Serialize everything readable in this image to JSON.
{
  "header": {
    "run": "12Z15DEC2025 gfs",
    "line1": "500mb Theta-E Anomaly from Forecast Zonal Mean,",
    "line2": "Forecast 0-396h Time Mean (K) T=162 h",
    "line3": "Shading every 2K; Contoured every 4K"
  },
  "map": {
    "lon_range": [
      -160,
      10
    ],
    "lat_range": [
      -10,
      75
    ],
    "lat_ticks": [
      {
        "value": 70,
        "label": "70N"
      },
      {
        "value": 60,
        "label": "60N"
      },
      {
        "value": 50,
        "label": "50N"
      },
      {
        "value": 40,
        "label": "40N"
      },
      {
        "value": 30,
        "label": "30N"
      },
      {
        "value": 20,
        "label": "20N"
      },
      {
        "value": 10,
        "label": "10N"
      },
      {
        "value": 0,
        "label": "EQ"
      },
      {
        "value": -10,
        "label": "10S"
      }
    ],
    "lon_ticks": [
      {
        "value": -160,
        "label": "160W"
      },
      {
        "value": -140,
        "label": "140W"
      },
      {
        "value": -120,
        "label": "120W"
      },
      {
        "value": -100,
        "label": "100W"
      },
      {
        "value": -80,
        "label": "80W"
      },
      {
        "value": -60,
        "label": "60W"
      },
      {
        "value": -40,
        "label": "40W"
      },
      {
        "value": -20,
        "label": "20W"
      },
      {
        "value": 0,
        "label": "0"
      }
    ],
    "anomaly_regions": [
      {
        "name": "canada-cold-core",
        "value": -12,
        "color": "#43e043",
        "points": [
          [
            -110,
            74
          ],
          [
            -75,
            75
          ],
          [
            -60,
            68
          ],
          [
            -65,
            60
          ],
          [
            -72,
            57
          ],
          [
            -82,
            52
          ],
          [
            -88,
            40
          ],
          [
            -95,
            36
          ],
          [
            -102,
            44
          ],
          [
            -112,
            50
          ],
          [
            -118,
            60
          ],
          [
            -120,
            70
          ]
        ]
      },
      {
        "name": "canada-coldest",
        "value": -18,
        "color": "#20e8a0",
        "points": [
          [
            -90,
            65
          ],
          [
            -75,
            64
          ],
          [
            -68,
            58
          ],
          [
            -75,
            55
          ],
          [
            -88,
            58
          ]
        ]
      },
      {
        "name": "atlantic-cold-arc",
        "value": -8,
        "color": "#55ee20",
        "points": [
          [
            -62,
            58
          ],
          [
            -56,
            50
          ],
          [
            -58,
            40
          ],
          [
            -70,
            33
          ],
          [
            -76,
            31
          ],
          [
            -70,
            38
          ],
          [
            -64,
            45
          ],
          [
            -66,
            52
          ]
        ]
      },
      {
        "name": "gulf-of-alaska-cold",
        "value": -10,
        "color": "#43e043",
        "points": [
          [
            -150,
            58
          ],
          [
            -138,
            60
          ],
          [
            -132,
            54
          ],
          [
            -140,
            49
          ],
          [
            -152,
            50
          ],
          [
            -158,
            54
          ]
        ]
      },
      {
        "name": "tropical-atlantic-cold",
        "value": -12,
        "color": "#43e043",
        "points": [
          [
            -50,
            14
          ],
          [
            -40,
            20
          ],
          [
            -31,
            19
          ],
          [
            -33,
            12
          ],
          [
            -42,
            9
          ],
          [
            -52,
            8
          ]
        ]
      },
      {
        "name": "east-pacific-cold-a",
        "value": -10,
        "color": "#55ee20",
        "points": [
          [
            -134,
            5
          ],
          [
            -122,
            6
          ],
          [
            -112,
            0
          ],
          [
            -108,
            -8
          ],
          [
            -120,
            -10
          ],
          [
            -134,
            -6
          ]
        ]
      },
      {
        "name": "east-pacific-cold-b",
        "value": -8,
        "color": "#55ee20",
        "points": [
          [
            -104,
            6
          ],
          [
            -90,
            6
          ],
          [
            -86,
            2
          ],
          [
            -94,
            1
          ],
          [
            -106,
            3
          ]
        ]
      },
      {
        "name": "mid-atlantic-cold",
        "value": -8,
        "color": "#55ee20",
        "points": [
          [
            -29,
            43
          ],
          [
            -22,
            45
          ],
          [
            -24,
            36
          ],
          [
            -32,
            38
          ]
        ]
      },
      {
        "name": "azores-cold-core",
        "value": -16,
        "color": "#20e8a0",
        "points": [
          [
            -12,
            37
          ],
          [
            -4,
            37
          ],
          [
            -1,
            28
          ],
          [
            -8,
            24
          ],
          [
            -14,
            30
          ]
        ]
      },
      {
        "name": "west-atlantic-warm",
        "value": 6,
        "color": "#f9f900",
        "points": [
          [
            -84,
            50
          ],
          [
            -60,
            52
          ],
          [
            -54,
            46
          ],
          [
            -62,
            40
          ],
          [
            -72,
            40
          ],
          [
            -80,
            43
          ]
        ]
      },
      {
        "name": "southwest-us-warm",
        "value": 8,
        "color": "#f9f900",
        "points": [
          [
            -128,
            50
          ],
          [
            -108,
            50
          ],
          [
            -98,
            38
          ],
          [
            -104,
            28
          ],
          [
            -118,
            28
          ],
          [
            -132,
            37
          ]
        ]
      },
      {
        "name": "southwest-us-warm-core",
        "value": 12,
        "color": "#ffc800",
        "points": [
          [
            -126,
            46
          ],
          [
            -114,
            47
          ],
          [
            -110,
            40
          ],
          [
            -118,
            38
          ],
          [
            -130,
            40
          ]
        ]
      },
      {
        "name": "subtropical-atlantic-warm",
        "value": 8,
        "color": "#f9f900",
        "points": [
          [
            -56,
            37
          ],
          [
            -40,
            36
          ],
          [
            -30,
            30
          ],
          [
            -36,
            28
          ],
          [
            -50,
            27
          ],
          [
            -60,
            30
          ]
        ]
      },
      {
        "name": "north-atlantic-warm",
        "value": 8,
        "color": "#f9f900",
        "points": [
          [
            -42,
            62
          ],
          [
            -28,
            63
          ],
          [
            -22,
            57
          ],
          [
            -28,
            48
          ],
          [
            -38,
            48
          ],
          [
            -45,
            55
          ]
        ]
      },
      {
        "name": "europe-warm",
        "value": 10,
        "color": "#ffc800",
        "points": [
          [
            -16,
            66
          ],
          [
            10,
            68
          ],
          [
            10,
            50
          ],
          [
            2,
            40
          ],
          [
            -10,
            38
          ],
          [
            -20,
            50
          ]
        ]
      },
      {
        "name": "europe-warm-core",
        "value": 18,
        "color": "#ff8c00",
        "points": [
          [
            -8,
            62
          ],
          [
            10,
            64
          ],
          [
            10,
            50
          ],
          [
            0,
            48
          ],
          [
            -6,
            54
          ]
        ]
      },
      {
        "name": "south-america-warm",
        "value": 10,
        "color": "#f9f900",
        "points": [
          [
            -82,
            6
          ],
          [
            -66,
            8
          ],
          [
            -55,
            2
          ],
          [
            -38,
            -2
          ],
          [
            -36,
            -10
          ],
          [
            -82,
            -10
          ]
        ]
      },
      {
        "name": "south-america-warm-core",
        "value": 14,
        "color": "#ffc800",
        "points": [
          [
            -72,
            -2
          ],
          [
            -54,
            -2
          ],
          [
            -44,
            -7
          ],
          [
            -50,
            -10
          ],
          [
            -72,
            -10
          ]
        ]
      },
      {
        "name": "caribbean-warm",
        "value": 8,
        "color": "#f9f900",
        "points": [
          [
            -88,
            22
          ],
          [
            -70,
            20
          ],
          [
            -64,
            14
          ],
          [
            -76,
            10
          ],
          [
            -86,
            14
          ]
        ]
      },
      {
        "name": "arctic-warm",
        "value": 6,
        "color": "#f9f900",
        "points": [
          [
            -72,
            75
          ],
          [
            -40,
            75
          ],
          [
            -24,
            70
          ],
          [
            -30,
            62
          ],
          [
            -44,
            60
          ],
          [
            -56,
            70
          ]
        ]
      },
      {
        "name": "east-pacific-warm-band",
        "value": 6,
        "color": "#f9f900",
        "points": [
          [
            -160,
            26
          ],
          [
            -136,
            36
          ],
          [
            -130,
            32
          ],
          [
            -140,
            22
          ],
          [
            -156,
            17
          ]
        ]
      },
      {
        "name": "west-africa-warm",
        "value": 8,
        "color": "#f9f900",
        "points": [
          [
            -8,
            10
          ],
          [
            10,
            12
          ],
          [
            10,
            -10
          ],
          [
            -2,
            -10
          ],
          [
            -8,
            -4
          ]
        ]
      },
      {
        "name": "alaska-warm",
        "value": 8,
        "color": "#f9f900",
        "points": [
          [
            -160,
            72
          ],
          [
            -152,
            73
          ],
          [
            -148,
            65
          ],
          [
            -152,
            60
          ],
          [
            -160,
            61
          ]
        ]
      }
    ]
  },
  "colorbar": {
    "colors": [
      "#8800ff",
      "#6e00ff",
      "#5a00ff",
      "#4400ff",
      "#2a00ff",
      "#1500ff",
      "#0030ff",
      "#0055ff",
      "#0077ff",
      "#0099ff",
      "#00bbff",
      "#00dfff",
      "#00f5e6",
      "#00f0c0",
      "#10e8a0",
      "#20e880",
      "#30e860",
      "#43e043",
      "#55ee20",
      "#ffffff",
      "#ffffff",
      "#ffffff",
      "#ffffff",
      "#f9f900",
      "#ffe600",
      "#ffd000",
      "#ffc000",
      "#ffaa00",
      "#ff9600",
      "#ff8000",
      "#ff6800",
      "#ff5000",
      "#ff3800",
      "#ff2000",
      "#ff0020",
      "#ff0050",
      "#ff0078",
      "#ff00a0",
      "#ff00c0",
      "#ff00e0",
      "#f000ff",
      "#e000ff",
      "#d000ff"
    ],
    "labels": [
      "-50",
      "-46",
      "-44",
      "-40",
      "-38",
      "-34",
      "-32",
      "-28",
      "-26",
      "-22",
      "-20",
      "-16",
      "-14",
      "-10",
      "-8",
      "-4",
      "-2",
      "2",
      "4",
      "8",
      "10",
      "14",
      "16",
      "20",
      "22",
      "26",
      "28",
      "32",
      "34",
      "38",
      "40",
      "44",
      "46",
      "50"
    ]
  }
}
★ ★ ★
TASK DIRECTIONS - Using the data above, say how many lines include "pacific". No other reply is needed.

RESULT OF THE TASK - 3